YOUR GOAL |
Repeat, line for line, the entries printed below.

Data records |
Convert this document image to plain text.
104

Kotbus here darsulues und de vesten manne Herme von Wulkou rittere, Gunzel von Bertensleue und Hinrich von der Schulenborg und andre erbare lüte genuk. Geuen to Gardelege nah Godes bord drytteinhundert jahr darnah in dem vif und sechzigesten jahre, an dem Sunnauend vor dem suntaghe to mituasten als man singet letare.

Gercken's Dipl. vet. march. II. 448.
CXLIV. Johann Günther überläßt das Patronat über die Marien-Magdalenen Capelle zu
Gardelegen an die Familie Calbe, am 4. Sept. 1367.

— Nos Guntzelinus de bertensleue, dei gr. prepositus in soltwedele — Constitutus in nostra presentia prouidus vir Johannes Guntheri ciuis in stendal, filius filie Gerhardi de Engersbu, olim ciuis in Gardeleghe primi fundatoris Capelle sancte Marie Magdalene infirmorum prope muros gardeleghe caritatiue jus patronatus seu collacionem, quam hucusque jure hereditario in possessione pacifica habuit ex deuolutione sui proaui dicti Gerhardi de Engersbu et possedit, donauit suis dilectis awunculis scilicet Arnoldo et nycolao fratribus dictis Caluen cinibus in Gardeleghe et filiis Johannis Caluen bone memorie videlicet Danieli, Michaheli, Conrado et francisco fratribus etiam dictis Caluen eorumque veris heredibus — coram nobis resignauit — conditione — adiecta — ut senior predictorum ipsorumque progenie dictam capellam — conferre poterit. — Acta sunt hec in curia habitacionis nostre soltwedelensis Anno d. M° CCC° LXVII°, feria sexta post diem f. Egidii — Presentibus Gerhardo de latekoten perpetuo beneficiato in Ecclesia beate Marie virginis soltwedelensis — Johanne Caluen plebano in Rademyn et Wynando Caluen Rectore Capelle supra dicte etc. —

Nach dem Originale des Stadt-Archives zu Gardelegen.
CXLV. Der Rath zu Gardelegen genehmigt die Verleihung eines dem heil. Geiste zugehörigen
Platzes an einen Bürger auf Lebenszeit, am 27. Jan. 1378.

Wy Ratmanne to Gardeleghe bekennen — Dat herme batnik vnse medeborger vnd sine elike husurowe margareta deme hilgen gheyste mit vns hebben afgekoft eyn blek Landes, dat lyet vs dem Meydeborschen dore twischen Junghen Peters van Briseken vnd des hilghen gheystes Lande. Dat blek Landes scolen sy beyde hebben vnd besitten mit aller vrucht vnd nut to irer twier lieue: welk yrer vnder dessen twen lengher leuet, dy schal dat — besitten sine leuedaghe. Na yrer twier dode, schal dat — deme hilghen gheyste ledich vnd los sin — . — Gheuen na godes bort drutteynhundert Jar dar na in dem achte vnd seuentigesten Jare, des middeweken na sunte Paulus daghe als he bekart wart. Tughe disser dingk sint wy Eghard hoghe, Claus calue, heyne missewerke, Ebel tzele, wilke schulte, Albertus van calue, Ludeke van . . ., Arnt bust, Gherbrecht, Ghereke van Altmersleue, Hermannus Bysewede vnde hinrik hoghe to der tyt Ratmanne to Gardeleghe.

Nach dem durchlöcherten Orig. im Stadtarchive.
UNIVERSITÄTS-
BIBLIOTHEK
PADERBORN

TASK SOLUTION |
Convert this document image to plain text.
104

Kotbus here darsulues und de vesten manne Herme von Wulkou rittere, Gunzel von Bertensleue und Hinrich von der Schulenborg und andre erbare lüte genuk. Geuen to Gardelege nah Godes bord drytteinhundert jahr darnah in dem vif und sechzigesten jahre, an dem Sunnauend vor dem suntaghe to mituasten als man singet letare.

Gercken's Dipl. vet. march. II. 448.
CXLIV. Johann Günther überläßt das Patronat über die Marien-Magdalenen Capelle zu
Gardelegen an die Familie Calbe, am 4. Sept. 1367.

— Nos Guntzelinus de bertensleue, dei gr. prepositus in soltwedele — Constitutus in nostra presentia prouidus vir Johannes Guntheri ciuis in stendal, filius filie Gerhardi de Engersbu, olim ciuis in Gardeleghe primi fundatoris Capelle sancte Marie Magdalene infirmorum prope muros gardeleghe caritatiue jus patronatus seu collacionem, quam hucusque jure hereditario in possessione pacifica habuit ex deuolutione sui proaui dicti Gerhardi de Engersbu et possedit, donauit suis dilectis awunculis scilicet Arnoldo et nycolao fratribus dictis Caluen cinibus in Gardeleghe et filiis Johannis Caluen bone memorie videlicet Danieli, Michaheli, Conrado et francisco fratribus etiam dictis Caluen eorumque veris heredibus — coram nobis resignauit — conditione — adiecta — ut senior predictorum ipsorumque progenie dictam capellam — conferre poterit. — Acta sunt hec in curia habitacionis nostre soltwedelensis Anno d. M° CCC° LXVII°, feria sexta post diem f. Egidii — Presentibus Gerhardo de latekoten perpetuo beneficiato in Ecclesia beate Marie virginis soltwedelensis — Johanne Caluen plebano in Rademyn et Wynando Caluen Rectore Capelle supra dicte etc. —

Nach dem Originale des Stadt-Archives zu Gardelegen.
CXLV. Der Rath zu Gardelegen genehmigt die Verleihung eines dem heil. Geiste zugehörigen
Platzes an einen Bürger auf Lebenszeit, am 27. Jan. 1378.

Wy Ratmanne to Gardeleghe bekennen — Dat herme batnik vnse medeborger vnd sine elike husurowe margareta deme hilgen gheyste mit vns hebben afgekoft eyn blek Landes, dat lyet vs dem Meydeborschen dore twischen Junghen Peters van Briseken vnd des hilghen gheystes Lande. Dat blek Landes scolen sy beyde hebben vnd besitten mit aller vrucht vnd nut to irer twier lieue: welk yrer vnder dessen twen lengher leuet, dy schal dat — besitten sine leuedaghe. Na yrer twier dode, schal dat — deme hilghen gheyste ledich vnd los sin — . — Gheuen na godes bort drutteynhundert Jar dar na in dem achte vnd seuentigesten Jare, des middeweken na sunte Paulus daghe als he bekart wart. Tughe disser dingk sint wy Eghard hoghe, Claus calue, heyne missewerke, Ebel tzele, wilke schulte, Albertus van calue, Ludeke van . . ., Arnt bust, Gherbrecht, Ghereke van Altmersleue, Hermannus Bysewede vnde hinrik hoghe to der tyt Ratmanne to Gardeleghe.

Nach dem durchlöcherten Orig. im Stadtarchive.
UNIVERSITÄTS-
BIBLIOTHEK
PADERBORN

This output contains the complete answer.